## DATA SUPPLIED:
______

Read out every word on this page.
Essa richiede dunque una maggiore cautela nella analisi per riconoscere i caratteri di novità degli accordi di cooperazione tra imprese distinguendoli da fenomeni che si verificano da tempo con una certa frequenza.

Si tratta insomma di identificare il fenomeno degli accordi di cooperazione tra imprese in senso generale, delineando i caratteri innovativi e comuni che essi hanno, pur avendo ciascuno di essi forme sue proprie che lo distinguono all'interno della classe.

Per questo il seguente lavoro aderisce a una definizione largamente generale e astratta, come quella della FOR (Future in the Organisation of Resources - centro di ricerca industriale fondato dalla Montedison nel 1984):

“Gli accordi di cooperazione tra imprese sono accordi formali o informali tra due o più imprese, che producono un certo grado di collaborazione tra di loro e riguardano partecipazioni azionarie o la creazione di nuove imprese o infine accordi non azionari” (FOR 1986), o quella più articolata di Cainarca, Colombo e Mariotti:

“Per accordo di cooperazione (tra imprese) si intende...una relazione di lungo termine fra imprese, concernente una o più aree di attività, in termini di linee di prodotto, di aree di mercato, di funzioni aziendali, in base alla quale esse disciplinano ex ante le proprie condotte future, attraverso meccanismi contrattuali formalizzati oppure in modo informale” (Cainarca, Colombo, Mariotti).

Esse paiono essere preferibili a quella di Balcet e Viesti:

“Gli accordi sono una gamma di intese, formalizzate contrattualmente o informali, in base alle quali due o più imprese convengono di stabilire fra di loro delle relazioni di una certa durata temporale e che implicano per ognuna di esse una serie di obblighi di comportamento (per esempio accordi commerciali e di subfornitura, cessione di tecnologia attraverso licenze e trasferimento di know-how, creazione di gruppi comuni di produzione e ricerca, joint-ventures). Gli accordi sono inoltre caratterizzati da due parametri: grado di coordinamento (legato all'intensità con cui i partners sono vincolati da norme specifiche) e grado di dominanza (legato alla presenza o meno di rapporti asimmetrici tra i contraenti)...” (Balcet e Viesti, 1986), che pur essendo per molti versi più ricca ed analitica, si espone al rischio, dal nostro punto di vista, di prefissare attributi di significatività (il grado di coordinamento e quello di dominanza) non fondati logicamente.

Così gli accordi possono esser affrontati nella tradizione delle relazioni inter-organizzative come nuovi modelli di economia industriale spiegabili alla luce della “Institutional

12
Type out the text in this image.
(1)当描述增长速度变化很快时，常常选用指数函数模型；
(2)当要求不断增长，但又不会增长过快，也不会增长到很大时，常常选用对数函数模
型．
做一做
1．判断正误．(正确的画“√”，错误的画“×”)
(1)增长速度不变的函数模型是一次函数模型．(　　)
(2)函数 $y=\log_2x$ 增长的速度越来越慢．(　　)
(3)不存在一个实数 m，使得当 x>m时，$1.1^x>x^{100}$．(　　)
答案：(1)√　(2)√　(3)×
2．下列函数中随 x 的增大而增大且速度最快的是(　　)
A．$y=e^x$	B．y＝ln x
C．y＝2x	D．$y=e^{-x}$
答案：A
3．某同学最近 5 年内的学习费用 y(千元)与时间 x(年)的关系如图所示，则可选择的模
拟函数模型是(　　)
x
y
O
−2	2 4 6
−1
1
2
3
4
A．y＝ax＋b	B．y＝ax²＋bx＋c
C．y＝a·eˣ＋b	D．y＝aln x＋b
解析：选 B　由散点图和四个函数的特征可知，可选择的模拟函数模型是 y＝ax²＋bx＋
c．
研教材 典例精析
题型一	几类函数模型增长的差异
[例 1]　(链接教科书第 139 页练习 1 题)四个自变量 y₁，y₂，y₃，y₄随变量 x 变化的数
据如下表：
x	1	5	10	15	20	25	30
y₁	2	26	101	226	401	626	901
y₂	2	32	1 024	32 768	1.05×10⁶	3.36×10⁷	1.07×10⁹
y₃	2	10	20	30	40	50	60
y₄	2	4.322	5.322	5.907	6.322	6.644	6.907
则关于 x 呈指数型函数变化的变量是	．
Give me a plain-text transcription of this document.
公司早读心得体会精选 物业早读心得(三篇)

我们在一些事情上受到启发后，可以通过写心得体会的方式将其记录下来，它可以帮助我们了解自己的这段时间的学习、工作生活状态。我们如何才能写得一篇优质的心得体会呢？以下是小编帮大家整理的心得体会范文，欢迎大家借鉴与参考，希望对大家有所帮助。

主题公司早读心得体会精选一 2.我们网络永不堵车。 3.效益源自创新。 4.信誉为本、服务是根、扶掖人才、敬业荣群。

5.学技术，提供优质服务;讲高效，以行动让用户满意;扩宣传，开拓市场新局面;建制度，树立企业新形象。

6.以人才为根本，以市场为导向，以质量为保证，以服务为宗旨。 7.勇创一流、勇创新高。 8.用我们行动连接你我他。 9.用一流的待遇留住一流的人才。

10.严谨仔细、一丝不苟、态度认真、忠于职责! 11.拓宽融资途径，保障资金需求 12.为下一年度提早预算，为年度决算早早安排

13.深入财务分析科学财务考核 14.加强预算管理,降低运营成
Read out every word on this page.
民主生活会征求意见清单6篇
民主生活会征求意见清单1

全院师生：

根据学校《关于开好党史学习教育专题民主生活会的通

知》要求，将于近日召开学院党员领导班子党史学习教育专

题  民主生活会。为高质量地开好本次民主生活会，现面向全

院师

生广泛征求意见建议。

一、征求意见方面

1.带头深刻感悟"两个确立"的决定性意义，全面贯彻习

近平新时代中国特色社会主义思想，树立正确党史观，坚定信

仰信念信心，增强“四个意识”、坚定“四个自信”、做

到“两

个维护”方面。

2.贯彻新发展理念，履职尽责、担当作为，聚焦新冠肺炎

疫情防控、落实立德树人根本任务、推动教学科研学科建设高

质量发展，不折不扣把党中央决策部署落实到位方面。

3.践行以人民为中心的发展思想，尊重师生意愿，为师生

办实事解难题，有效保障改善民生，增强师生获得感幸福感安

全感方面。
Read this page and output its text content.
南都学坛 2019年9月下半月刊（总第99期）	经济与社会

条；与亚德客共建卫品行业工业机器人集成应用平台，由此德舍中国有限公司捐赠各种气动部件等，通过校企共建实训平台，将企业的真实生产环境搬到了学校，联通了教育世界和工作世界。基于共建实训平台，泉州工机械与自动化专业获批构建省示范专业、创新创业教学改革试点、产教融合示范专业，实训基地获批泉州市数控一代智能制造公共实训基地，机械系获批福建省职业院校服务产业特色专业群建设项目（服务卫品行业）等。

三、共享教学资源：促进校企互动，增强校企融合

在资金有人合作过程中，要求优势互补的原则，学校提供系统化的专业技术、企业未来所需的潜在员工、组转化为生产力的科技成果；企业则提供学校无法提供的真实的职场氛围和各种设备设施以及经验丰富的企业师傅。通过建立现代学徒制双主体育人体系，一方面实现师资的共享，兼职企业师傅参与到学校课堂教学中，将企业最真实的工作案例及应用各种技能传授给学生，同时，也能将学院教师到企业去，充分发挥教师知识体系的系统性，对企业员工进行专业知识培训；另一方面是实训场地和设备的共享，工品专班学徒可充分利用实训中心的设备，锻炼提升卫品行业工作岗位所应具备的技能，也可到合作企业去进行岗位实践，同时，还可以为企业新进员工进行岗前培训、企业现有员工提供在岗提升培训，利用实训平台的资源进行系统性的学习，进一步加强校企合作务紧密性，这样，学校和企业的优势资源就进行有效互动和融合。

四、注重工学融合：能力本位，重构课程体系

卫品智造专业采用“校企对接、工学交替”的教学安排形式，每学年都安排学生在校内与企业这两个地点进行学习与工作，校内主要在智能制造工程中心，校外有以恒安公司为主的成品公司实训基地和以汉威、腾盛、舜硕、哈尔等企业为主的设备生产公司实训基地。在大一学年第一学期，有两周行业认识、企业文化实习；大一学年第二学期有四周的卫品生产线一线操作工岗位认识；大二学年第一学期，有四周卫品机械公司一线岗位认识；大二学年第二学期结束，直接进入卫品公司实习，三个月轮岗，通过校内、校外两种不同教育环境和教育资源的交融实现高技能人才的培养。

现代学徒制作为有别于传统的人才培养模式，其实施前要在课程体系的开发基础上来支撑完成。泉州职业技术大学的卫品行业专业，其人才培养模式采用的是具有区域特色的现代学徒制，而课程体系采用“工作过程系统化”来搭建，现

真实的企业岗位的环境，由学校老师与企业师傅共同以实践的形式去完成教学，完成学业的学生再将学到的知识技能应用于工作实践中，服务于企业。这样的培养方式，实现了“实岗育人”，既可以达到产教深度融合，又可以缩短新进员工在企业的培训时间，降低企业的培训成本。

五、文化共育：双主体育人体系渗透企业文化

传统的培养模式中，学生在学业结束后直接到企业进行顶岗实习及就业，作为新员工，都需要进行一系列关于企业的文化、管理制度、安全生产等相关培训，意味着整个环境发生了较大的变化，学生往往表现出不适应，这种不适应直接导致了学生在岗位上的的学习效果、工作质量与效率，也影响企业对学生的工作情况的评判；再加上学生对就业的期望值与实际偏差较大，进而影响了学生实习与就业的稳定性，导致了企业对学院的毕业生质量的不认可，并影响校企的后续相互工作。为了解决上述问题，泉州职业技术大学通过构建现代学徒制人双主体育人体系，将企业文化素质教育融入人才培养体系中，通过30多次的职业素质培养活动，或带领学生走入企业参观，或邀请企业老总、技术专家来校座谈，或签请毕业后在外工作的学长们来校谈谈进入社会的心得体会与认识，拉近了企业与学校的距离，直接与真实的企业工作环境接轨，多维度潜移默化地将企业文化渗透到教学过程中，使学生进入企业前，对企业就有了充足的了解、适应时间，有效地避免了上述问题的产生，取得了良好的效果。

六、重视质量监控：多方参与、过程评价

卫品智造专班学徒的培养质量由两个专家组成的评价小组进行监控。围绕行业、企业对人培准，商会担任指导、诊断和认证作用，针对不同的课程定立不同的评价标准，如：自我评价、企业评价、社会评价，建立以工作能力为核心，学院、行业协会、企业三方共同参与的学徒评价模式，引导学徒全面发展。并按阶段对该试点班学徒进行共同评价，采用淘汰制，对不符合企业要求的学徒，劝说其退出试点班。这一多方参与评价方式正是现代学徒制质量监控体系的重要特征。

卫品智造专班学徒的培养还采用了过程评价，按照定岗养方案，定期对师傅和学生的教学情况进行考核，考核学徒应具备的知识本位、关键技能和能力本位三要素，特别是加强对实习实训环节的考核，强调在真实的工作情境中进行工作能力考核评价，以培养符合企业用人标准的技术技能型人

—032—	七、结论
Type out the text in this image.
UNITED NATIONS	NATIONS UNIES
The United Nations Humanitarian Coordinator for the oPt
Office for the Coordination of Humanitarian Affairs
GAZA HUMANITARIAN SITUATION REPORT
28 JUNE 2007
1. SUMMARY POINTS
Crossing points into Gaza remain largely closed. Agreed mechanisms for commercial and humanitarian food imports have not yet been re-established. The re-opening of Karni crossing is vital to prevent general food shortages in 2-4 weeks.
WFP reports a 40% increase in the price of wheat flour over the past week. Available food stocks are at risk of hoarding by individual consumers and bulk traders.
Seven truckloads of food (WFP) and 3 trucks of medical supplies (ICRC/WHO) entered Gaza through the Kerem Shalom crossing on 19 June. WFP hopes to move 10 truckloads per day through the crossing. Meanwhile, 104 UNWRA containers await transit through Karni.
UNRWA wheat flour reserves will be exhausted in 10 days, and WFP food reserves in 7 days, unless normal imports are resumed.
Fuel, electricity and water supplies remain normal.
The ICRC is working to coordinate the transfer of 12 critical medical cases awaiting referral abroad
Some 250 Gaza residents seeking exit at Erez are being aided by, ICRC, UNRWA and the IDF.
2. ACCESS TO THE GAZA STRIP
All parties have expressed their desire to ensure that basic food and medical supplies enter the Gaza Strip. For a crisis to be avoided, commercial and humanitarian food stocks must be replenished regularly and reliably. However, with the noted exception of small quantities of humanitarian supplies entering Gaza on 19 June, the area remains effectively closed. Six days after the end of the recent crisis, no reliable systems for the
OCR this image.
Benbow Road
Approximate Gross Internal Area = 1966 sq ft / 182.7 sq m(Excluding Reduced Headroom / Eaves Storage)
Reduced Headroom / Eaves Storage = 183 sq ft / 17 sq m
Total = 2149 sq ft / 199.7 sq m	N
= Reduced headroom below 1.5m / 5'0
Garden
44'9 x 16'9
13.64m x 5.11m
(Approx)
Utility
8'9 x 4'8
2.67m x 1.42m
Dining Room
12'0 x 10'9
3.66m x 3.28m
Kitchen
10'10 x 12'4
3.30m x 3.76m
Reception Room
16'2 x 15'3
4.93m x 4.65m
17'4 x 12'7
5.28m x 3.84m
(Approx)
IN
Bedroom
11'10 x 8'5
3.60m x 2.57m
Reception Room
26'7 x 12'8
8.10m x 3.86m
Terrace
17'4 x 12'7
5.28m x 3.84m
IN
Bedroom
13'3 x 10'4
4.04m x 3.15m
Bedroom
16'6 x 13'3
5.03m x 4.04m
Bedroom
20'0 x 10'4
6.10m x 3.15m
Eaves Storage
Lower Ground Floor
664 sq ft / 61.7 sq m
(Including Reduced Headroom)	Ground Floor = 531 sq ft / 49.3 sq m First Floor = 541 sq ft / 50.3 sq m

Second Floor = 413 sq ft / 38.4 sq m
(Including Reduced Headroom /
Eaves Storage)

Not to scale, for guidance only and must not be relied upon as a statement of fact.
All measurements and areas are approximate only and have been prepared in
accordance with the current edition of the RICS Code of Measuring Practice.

______

## EXERCISE PROMPT:
Where a line of the data holds "cooperazione", show that line.

## OUTPUT OF THE TASK:
Essa richiede dunque una maggiore cautela nella analisi per riconoscere i caratteri di novità degli accordi di cooperazione tra imprese distinguendoli da fenomeni che si verificano da tempo con una certa frequenza.
Si tratta insomma di identificare il fenomeno degli accordi di cooperazione tra imprese in senso generale, delineando i caratteri innovativi e comuni che essi hanno, pur avendo ciascuno di essi forme sue proprie che lo distinguono all'interno della classe.
“Gli accordi di cooperazione tra imprese sono accordi formali o informali tra due o più imprese, che producono un certo grado di collaborazione tra di loro e riguardano partecipazioni azionarie o la creazione di nuove imprese o infine accordi non azionari” (FOR 1986), o quella più articolata di Cainarca, Colombo e Mariotti:
“Per accordo di cooperazione (tra imprese) si intende...una relazione di lungo termine fra imprese, concernente una o più aree di attività, in termini di linee di prodotto, di aree di mercato, di funzioni aziendali, in base alla quale esse disciplinano ex ante le proprie condotte future, attraverso meccanismi contrattuali formalizzati oppure in modo informale” (Cainarca, Colombo, Mariotti).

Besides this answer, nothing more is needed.